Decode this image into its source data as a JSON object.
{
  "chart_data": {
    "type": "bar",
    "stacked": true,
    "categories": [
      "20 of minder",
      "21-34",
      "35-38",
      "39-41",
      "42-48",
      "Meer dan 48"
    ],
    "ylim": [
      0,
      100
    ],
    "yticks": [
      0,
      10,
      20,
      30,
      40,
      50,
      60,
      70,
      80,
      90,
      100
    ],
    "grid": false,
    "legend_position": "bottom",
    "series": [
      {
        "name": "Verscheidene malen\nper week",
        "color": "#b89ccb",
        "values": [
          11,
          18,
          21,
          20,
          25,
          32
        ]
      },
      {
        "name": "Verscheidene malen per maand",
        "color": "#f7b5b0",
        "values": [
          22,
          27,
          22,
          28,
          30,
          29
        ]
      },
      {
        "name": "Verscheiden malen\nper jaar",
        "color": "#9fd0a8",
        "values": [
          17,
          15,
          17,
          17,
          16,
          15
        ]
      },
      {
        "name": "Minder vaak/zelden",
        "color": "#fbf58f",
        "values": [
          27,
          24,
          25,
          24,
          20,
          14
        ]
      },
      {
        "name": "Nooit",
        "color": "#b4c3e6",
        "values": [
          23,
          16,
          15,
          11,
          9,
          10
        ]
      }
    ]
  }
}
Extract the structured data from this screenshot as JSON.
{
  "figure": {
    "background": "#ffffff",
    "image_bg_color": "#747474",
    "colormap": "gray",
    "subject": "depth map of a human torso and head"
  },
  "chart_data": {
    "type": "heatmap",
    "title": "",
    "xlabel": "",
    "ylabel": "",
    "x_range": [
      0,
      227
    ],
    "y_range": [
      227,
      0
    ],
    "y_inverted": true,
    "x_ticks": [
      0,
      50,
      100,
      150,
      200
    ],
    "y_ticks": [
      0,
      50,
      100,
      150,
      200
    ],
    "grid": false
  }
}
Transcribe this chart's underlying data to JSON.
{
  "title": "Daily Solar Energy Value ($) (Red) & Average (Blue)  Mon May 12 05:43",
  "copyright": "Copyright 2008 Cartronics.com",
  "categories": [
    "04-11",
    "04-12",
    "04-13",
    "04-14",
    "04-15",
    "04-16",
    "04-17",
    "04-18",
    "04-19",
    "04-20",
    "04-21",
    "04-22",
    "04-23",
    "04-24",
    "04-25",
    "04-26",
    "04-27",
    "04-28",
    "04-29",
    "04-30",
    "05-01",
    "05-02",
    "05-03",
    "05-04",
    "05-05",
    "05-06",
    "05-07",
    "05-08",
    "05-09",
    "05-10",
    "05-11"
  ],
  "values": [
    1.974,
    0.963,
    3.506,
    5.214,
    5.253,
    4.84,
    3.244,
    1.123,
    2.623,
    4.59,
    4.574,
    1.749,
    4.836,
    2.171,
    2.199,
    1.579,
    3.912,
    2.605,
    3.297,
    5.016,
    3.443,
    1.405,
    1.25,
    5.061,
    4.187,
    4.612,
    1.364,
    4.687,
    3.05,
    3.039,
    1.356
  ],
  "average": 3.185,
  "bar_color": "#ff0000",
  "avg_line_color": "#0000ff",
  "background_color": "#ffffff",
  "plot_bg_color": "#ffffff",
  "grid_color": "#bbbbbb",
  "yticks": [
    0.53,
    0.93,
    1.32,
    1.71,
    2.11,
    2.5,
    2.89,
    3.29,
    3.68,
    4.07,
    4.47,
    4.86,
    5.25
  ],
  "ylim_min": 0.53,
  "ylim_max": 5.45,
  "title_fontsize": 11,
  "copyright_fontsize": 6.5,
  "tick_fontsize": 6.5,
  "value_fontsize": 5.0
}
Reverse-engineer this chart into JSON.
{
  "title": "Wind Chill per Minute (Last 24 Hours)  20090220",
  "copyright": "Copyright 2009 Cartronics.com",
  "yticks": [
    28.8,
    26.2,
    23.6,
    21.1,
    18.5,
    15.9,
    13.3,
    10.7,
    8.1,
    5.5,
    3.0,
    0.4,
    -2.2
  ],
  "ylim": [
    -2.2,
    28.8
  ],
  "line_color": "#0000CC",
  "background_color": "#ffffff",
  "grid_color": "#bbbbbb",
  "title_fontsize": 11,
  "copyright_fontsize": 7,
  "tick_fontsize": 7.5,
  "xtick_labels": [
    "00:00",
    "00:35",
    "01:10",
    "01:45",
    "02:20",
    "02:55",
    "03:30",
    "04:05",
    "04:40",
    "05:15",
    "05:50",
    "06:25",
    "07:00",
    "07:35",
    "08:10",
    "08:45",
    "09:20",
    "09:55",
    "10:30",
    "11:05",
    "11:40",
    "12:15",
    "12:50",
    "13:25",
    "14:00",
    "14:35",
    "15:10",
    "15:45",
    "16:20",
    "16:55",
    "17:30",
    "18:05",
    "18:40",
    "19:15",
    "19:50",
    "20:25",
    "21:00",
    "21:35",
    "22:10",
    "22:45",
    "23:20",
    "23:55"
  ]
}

+++

• Exercise brief
Nothing should be changed: write out all of the data as is.

• Answer to the exercise
Decode this image into its source data as a JSON object.
{
  "chart_data": {
    "type": "bar",
    "stacked": true,
    "categories": [
      "20 of minder",
      "21-34",
      "35-38",
      "39-41",
      "42-48",
      "Meer dan 48"
    ],
    "ylim": [
      0,
      100
    ],
    "yticks": [
      0,
      10,
      20,
      30,
      40,
      50,
      60,
      70,
      80,
      90,
      100
    ],
    "grid": false,
    "legend_position": "bottom",
    "series": [
      {
        "name": "Verscheidene malen\nper week",
        "color": "#b89ccb",
        "values": [
          11,
          18,
          21,
          20,
          25,
          32
        ]
      },
      {
        "name": "Verscheidene malen per maand",
        "color": "#f7b5b0",
        "values": [
          22,
          27,
          22,
          28,
          30,
          29
        ]
      },
      {
        "name": "Verscheiden malen\nper jaar",
        "color": "#9fd0a8",
        "values": [
          17,
          15,
          17,
          17,
          16,
          15
        ]
      },
      {
        "name": "Minder vaak/zelden",
        "color": "#fbf58f",
        "values": [
          27,
          24,
          25,
          24,
          20,
          14
        ]
      },
      {
        "name": "Nooit",
        "color": "#b4c3e6",
        "values": [
          23,
          16,
          15,
          11,
          9,
          10
        ]
      }
    ]
  }
}
Extract the structured data from this screenshot as JSON.
{
  "figure": {
    "background": "#ffffff",
    "image_bg_color": "#747474",
    "colormap": "gray",
    "subject": "depth map of a human torso and head"
  },
  "chart_data": {
    "type": "heatmap",
    "title": "",
    "xlabel": "",
    "ylabel": "",
    "x_range": [
      0,
      227
    ],
    "y_range": [
      227,
      0
    ],
    "y_inverted": true,
    "x_ticks": [
      0,
      50,
      100,
      150,
      200
    ],
    "y_ticks": [
      0,
      50,
      100,
      150,
      200
    ],
    "grid": false
  }
}
Transcribe this chart's underlying data to JSON.
{
  "title": "Daily Solar Energy Value ($) (Red) & Average (Blue)  Mon May 12 05:43",
  "copyright": "Copyright 2008 Cartronics.com",
  "categories": [
    "04-11",
    "04-12",
    "04-13",
    "04-14",
    "04-15",
    "04-16",
    "04-17",
    "04-18",
    "04-19",
    "04-20",
    "04-21",
    "04-22",
    "04-23",
    "04-24",
    "04-25",
    "04-26",
    "04-27",
    "04-28",
    "04-29",
    "04-30",
    "05-01",
    "05-02",
    "05-03",
    "05-04",
    "05-05",
    "05-06",
    "05-07",
    "05-08",
    "05-09",
    "05-10",
    "05-11"
  ],
  "values": [
    1.974,
    0.963,
    3.506,
    5.214,
    5.253,
    4.84,
    3.244,
    1.123,
    2.623,
    4.59,
    4.574,
    1.749,
    4.836,
    2.171,
    2.199,
    1.579,
    3.912,
    2.605,
    3.297,
    5.016,
    3.443,
    1.405,
    1.25,
    5.061,
    4.187,
    4.612,
    1.364,
    4.687,
    3.05,
    3.039,
    1.356
  ],
  "average": 3.185,
  "bar_color": "#ff0000",
  "avg_line_color": "#0000ff",
  "background_color": "#ffffff",
  "plot_bg_color": "#ffffff",
  "grid_color": "#bbbbbb",
  "yticks": [
    0.53,
    0.93,
    1.32,
    1.71,
    2.11,
    2.5,
    2.89,
    3.29,
    3.68,
    4.07,
    4.47,
    4.86,
    5.25
  ],
  "ylim_min": 0.53,
  "ylim_max": 5.45,
  "title_fontsize": 11,
  "copyright_fontsize": 6.5,
  "tick_fontsize": 6.5,
  "value_fontsize": 5.0
}
Reverse-engineer this chart into JSON.
{
  "title": "Wind Chill per Minute (Last 24 Hours)  20090220",
  "copyright": "Copyright 2009 Cartronics.com",
  "yticks": [
    28.8,
    26.2,
    23.6,
    21.1,
    18.5,
    15.9,
    13.3,
    10.7,
    8.1,
    5.5,
    3.0,
    0.4,
    -2.2
  ],
  "ylim": [
    -2.2,
    28.8
  ],
  "line_color": "#0000CC",
  "background_color": "#ffffff",
  "grid_color": "#bbbbbb",
  "title_fontsize": 11,
  "copyright_fontsize": 7,
  "tick_fontsize": 7.5,
  "xtick_labels": [
    "00:00",
    "00:35",
    "01:10",
    "01:45",
    "02:20",
    "02:55",
    "03:30",
    "04:05",
    "04:40",
    "05:15",
    "05:50",
    "06:25",
    "07:00",
    "07:35",
    "08:10",
    "08:45",
    "09:20",
    "09:55",
    "10:30",
    "11:05",
    "11:40",
    "12:15",
    "12:50",
    "13:25",
    "14:00",
    "14:35",
    "15:10",
    "15:45",
    "16:20",
    "16:55",
    "17:30",
    "18:05",
    "18:40",
    "19:15",
    "19:50",
    "20:25",
    "21:00",
    "21:35",
    "22:10",
    "22:45",
    "23:20",
    "23:55"
  ]
}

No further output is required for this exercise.